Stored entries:

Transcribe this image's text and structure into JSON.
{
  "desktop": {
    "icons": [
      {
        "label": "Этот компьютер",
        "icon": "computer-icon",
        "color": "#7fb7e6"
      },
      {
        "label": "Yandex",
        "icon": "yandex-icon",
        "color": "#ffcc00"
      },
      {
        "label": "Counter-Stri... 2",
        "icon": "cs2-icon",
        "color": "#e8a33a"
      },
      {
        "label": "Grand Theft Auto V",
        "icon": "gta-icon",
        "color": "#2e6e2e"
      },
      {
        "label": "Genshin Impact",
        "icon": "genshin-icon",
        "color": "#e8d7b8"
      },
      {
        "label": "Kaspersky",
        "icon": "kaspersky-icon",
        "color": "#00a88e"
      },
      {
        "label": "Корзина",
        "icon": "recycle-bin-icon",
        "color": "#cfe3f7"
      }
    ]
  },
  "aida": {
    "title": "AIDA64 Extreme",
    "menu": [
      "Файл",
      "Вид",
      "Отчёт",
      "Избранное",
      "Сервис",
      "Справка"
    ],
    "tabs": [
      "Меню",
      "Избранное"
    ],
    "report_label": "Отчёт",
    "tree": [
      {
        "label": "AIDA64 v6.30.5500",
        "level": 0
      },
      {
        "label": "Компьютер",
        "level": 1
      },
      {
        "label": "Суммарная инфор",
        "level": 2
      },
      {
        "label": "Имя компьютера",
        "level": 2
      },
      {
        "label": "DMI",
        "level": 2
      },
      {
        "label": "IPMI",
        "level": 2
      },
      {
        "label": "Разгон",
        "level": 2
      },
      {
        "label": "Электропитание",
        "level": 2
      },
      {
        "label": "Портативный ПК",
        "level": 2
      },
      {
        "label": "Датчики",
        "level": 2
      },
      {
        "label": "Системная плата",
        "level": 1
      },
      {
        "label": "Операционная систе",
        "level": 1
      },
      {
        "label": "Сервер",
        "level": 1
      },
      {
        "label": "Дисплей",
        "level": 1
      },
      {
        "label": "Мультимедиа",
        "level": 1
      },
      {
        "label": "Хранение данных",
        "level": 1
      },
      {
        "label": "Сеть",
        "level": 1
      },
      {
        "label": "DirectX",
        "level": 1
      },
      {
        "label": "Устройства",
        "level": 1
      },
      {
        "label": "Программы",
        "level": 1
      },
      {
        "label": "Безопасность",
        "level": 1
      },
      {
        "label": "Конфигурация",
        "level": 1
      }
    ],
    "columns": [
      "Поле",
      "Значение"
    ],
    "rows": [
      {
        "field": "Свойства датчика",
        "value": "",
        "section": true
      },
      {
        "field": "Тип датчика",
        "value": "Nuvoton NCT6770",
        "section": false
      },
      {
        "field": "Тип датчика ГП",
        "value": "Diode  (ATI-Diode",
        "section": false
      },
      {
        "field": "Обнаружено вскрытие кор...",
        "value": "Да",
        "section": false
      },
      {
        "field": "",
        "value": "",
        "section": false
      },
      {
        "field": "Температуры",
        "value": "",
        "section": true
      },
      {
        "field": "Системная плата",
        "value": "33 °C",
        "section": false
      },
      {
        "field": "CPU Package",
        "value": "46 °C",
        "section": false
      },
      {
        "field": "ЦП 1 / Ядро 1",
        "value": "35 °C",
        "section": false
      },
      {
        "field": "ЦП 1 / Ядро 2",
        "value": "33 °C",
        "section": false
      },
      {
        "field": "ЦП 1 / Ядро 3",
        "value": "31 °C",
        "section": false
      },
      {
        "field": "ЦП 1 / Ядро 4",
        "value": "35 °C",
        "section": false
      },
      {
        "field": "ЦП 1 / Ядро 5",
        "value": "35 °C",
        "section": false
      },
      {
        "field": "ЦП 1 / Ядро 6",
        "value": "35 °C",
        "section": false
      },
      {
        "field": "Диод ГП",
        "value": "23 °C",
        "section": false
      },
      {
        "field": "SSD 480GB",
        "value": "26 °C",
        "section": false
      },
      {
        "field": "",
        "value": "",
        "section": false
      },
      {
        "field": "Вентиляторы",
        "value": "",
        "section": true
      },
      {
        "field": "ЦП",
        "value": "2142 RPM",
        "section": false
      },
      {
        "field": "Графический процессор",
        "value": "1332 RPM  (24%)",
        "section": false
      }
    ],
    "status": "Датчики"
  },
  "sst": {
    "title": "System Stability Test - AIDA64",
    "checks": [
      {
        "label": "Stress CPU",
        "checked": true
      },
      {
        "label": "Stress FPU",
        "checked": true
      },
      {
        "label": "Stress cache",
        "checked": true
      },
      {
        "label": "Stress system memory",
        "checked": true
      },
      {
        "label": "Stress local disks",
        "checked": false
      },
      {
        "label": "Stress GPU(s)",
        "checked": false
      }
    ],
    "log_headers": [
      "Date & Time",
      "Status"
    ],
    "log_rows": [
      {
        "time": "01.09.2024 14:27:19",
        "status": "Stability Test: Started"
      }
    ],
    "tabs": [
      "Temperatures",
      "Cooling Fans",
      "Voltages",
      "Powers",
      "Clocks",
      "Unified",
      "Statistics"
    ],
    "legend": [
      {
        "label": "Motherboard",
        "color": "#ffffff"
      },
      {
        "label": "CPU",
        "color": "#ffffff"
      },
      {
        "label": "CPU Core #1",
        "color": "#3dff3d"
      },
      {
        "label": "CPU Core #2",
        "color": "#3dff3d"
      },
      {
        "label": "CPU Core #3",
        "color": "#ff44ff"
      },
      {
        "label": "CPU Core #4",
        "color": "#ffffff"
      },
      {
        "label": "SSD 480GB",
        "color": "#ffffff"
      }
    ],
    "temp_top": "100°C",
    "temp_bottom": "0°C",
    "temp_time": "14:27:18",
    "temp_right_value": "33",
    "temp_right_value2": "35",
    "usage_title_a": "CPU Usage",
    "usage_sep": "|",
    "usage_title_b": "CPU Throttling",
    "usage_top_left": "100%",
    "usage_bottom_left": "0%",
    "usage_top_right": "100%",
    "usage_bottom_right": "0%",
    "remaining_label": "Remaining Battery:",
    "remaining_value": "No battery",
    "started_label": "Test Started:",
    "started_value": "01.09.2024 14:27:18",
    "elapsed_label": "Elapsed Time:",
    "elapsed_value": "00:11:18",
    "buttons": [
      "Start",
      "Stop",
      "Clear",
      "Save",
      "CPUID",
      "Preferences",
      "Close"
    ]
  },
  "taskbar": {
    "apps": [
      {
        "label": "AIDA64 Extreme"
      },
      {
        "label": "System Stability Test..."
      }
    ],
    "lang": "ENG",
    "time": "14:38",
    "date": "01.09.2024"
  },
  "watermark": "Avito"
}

What the exercise asks: From the records above, pull out each line that has "Stability".

Response to the task:
    "title": "System Stability Test - AIDA64",
        "status": "Stability Test: Started"
        "label": "System Stability Test..."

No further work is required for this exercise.